Restate each of the lines given below, word for word.
** START Data lines **
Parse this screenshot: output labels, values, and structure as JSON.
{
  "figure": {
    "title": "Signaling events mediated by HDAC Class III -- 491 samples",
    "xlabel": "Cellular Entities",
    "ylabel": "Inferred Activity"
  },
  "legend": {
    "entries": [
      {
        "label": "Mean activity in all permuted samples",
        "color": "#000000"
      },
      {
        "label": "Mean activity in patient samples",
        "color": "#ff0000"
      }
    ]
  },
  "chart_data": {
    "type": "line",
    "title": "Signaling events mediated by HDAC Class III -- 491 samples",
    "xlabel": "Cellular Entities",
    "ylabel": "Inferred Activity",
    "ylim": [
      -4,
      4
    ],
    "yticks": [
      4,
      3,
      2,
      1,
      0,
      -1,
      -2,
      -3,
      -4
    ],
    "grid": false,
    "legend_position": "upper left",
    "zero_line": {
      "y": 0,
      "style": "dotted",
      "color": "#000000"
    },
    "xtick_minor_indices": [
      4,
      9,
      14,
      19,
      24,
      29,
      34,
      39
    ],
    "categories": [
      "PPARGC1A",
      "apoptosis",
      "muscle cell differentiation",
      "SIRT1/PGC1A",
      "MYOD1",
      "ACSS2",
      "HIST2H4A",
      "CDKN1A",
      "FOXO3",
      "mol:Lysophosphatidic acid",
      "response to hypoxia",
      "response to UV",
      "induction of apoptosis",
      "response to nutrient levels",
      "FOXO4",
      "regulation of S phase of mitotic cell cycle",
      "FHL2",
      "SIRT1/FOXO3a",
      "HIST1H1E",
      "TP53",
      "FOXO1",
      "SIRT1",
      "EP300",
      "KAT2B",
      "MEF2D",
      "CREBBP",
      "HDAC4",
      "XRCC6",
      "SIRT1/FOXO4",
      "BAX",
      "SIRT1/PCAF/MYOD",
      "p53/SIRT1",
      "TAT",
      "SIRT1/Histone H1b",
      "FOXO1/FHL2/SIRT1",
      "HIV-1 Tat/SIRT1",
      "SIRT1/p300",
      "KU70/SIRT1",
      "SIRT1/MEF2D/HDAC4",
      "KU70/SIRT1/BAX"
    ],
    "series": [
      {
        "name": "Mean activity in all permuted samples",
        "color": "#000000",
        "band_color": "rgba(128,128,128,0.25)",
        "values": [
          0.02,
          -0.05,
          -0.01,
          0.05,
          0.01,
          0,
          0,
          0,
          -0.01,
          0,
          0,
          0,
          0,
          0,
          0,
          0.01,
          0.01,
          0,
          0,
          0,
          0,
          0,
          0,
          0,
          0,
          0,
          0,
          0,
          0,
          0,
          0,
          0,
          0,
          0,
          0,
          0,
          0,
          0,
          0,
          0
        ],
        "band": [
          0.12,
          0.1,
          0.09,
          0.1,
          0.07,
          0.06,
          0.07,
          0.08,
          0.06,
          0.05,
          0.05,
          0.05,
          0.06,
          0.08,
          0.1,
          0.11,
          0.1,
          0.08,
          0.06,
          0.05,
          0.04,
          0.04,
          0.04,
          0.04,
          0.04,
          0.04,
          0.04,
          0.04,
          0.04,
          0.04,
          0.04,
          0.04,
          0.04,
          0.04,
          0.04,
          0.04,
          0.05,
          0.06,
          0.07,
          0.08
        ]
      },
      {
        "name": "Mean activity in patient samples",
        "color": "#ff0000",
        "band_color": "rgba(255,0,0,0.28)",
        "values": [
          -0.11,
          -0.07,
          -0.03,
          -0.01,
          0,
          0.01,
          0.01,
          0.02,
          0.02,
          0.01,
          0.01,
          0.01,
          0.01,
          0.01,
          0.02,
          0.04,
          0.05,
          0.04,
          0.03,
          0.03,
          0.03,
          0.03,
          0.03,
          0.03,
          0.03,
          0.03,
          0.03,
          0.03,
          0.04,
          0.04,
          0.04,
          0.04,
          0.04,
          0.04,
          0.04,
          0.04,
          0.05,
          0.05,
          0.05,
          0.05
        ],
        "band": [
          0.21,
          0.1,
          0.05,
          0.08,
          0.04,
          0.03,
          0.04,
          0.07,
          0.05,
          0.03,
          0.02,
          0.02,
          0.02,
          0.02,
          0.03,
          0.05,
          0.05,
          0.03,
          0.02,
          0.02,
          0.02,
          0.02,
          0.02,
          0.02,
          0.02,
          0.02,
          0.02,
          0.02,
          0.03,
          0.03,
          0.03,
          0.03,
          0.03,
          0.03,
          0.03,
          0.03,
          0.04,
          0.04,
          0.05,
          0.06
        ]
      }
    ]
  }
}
** END Data lines **
Task solution |
Parse this screenshot: output labels, values, and structure as JSON.
{
  "figure": {
    "title": "Signaling events mediated by HDAC Class III -- 491 samples",
    "xlabel": "Cellular Entities",
    "ylabel": "Inferred Activity"
  },
  "legend": {
    "entries": [
      {
        "label": "Mean activity in all permuted samples",
        "color": "#000000"
      },
      {
        "label": "Mean activity in patient samples",
        "color": "#ff0000"
      }
    ]
  },
  "chart_data": {
    "type": "line",
    "title": "Signaling events mediated by HDAC Class III -- 491 samples",
    "xlabel": "Cellular Entities",
    "ylabel": "Inferred Activity",
    "ylim": [
      -4,
      4
    ],
    "yticks": [
      4,
      3,
      2,
      1,
      0,
      -1,
      -2,
      -3,
      -4
    ],
    "grid": false,
    "legend_position": "upper left",
    "zero_line": {
      "y": 0,
      "style": "dotted",
      "color": "#000000"
    },
    "xtick_minor_indices": [
      4,
      9,
      14,
      19,
      24,
      29,
      34,
      39
    ],
    "categories": [
      "PPARGC1A",
      "apoptosis",
      "muscle cell differentiation",
      "SIRT1/PGC1A",
      "MYOD1",
      "ACSS2",
      "HIST2H4A",
      "CDKN1A",
      "FOXO3",
      "mol:Lysophosphatidic acid",
      "response to hypoxia",
      "response to UV",
      "induction of apoptosis",
      "response to nutrient levels",
      "FOXO4",
      "regulation of S phase of mitotic cell cycle",
      "FHL2",
      "SIRT1/FOXO3a",
      "HIST1H1E",
      "TP53",
      "FOXO1",
      "SIRT1",
      "EP300",
      "KAT2B",
      "MEF2D",
      "CREBBP",
      "HDAC4",
      "XRCC6",
      "SIRT1/FOXO4",
      "BAX",
      "SIRT1/PCAF/MYOD",
      "p53/SIRT1",
      "TAT",
      "SIRT1/Histone H1b",
      "FOXO1/FHL2/SIRT1",
      "HIV-1 Tat/SIRT1",
      "SIRT1/p300",
      "KU70/SIRT1",
      "SIRT1/MEF2D/HDAC4",
      "KU70/SIRT1/BAX"
    ],
    "series": [
      {
        "name": "Mean activity in all permuted samples",
        "color": "#000000",
        "band_color": "rgba(128,128,128,0.25)",
        "values": [
          0.02,
          -0.05,
          -0.01,
          0.05,
          0.01,
          0,
          0,
          0,
          -0.01,
          0,
          0,
          0,
          0,
          0,
          0,
          0.01,
          0.01,
          0,
          0,
          0,
          0,
          0,
          0,
          0,
          0,
          0,
          0,
          0,
          0,
          0,
          0,
          0,
          0,
          0,
          0,
          0,
          0,
          0,
          0,
          0
        ],
        "band": [
          0.12,
          0.1,
          0.09,
          0.1,
          0.07,
          0.06,
          0.07,
          0.08,
          0.06,
          0.05,
          0.05,
          0.05,
          0.06,
          0.08,
          0.1,
          0.11,
          0.1,
          0.08,
          0.06,
          0.05,
          0.04,
          0.04,
          0.04,
          0.04,
          0.04,
          0.04,
          0.04,
          0.04,
          0.04,
          0.04,
          0.04,
          0.04,
          0.04,
          0.04,
          0.04,
          0.04,
          0.05,
          0.06,
          0.07,
          0.08
        ]
      },
      {
        "name": "Mean activity in patient samples",
        "color": "#ff0000",
        "band_color": "rgba(255,0,0,0.28)",
        "values": [
          -0.11,
          -0.07,
          -0.03,
          -0.01,
          0,
          0.01,
          0.01,
          0.02,
          0.02,
          0.01,
          0.01,
          0.01,
          0.01,
          0.01,
          0.02,
          0.04,
          0.05,
          0.04,
          0.03,
          0.03,
          0.03,
          0.03,
          0.03,
          0.03,
          0.03,
          0.03,
          0.03,
          0.03,
          0.04,
          0.04,
          0.04,
          0.04,
          0.04,
          0.04,
          0.04,
          0.04,
          0.05,
          0.05,
          0.05,
          0.05
        ],
        "band": [
          0.21,
          0.1,
          0.05,
          0.08,
          0.04,
          0.03,
          0.04,
          0.07,
          0.05,
          0.03,
          0.02,
          0.02,
          0.02,
          0.02,
          0.03,
          0.05,
          0.05,
          0.03,
          0.02,
          0.02,
          0.02,
          0.02,
          0.02,
          0.02,
          0.02,
          0.02,
          0.02,
          0.02,
          0.03,
          0.03,
          0.03,
          0.03,
          0.03,
          0.03,
          0.03,
          0.03,
          0.04,
          0.04,
          0.05,
          0.06
        ]
      }
    ]
  }
}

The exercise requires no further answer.